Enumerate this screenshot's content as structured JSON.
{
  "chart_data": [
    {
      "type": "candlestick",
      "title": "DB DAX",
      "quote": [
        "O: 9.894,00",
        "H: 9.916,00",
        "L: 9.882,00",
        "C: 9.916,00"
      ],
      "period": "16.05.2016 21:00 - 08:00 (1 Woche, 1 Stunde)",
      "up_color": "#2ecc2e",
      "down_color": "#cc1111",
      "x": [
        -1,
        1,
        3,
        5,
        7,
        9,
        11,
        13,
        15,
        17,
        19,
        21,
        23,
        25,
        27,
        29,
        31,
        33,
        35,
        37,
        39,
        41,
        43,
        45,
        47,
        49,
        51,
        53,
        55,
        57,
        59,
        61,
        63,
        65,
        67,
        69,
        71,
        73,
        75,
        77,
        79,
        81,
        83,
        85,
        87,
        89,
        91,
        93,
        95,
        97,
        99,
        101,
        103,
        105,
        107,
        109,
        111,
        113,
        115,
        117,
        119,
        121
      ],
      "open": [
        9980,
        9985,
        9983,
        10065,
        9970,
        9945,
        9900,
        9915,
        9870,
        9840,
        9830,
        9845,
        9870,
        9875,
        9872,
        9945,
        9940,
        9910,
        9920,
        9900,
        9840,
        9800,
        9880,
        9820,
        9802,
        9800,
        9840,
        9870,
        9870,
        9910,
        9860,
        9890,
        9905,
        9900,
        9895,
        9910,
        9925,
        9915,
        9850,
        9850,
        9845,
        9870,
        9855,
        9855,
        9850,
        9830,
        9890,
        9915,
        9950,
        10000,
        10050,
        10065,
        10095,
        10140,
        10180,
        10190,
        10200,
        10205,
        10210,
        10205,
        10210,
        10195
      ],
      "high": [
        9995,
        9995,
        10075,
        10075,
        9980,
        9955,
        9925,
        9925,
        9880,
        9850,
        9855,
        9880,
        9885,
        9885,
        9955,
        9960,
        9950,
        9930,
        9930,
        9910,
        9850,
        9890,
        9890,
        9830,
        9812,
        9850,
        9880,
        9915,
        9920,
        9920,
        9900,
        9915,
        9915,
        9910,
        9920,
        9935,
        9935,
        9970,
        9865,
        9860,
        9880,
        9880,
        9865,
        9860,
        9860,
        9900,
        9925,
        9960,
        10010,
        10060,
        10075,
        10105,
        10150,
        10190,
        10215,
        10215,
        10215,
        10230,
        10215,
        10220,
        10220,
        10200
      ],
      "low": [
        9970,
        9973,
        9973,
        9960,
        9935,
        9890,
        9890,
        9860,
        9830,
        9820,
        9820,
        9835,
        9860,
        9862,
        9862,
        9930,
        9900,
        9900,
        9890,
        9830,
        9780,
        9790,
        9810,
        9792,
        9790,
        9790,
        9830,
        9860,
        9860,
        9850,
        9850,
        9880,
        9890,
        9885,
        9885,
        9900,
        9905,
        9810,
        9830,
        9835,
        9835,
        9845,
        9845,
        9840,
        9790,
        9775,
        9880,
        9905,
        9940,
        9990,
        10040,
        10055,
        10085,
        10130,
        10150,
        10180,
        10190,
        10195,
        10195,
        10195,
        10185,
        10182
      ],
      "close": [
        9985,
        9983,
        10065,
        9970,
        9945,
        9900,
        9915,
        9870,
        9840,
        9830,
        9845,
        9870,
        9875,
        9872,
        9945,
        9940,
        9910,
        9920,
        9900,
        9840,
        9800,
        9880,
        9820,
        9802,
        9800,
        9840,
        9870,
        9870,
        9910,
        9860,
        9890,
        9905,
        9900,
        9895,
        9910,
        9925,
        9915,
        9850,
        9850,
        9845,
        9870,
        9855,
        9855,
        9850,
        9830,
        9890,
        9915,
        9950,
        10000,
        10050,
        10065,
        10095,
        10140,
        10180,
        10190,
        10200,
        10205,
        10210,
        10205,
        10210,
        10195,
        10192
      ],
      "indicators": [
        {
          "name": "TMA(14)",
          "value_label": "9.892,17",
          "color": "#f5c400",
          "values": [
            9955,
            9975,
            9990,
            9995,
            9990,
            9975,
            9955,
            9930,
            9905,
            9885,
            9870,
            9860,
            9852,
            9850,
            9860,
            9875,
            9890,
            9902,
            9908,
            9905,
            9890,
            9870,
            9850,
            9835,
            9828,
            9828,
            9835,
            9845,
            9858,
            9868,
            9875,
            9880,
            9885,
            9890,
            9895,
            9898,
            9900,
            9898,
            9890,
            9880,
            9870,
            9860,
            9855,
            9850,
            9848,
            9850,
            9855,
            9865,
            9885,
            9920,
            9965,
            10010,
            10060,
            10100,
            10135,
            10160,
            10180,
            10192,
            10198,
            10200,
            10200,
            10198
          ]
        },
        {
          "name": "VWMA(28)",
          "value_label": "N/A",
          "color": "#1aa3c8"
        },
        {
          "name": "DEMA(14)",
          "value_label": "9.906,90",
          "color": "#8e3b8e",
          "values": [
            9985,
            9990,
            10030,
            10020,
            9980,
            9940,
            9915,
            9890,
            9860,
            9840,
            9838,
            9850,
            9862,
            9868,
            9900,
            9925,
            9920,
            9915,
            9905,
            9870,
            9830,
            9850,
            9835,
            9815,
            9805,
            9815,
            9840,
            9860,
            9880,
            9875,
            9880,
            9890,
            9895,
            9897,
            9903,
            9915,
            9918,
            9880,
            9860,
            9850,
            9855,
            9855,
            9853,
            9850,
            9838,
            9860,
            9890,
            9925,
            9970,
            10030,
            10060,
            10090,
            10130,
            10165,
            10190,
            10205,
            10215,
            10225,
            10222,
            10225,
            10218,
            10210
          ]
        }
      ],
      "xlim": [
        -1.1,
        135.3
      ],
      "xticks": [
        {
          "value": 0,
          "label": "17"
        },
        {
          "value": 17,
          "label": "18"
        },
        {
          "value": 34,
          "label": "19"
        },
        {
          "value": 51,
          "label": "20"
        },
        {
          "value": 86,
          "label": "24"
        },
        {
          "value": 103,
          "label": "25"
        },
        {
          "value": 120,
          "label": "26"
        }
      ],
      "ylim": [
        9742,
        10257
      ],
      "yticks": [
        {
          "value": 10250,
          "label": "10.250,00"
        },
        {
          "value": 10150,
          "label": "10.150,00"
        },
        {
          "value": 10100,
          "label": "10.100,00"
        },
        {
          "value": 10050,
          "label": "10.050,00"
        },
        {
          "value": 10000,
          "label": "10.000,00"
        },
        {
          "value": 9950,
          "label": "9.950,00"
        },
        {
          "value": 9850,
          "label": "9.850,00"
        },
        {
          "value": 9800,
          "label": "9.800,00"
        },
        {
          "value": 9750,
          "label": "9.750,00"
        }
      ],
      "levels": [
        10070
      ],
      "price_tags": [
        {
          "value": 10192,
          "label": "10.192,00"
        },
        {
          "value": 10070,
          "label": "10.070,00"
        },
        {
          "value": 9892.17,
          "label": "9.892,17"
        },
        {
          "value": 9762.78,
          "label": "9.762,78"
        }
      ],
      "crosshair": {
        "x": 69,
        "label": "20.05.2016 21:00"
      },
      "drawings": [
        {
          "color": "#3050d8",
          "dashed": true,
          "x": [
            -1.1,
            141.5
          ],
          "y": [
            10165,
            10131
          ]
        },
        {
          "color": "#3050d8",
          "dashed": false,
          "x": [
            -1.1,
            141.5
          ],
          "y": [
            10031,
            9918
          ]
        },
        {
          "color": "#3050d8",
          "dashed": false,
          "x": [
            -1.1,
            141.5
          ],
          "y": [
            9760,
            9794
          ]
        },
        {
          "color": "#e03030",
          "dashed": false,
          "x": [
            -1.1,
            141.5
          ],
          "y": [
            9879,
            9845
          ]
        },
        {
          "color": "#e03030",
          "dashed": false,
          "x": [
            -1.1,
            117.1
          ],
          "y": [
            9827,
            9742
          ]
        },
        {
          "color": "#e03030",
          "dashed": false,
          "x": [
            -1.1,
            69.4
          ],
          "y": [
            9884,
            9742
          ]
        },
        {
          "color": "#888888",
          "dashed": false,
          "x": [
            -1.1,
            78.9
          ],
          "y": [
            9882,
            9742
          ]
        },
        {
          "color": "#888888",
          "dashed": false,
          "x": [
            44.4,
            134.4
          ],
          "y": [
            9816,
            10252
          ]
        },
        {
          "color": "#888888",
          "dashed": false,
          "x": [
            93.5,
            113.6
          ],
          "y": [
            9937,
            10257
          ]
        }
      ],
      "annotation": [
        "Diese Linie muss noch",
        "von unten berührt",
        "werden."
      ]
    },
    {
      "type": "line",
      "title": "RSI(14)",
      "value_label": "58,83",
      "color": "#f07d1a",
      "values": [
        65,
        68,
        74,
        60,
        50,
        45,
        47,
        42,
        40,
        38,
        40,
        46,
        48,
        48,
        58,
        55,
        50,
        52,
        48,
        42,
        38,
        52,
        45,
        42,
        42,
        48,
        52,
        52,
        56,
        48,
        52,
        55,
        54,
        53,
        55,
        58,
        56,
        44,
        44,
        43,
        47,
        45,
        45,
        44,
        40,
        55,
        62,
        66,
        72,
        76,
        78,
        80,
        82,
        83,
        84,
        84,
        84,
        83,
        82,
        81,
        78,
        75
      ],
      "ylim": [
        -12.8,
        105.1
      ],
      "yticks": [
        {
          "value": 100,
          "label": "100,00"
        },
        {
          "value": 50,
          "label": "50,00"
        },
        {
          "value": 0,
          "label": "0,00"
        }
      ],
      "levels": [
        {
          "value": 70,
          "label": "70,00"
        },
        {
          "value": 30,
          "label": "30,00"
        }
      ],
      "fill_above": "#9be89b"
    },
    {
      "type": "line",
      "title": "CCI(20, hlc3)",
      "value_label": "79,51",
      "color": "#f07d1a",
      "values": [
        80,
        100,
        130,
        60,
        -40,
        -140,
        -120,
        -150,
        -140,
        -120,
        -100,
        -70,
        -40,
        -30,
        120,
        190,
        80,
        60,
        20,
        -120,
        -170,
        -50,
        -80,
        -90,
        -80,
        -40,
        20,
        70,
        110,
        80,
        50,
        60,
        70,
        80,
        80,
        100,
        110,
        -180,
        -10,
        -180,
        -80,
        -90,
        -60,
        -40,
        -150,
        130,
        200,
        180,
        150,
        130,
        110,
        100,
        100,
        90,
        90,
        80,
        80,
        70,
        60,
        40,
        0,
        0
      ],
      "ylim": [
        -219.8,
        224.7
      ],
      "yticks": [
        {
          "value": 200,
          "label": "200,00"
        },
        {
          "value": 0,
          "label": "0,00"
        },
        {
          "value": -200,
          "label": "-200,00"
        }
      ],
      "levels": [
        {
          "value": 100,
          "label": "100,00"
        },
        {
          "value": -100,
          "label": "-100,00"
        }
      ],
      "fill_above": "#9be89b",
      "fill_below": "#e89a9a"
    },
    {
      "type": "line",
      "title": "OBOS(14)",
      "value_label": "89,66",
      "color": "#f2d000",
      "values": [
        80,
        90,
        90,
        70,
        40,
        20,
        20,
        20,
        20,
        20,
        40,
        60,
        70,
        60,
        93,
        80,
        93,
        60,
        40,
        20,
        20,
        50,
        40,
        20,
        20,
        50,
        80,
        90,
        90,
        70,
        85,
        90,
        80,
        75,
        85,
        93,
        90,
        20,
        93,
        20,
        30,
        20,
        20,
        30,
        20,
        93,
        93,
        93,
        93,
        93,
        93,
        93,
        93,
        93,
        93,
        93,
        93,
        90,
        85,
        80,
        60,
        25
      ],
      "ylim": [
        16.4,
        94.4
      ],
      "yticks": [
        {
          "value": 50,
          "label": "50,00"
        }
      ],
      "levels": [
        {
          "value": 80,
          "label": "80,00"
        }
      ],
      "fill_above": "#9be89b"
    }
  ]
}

━━━━━━━━━━━━━━━━━━━━

DIRECTIONS –
From the material above, count the lines that include "title" and give only the total.

THE REPLY –
4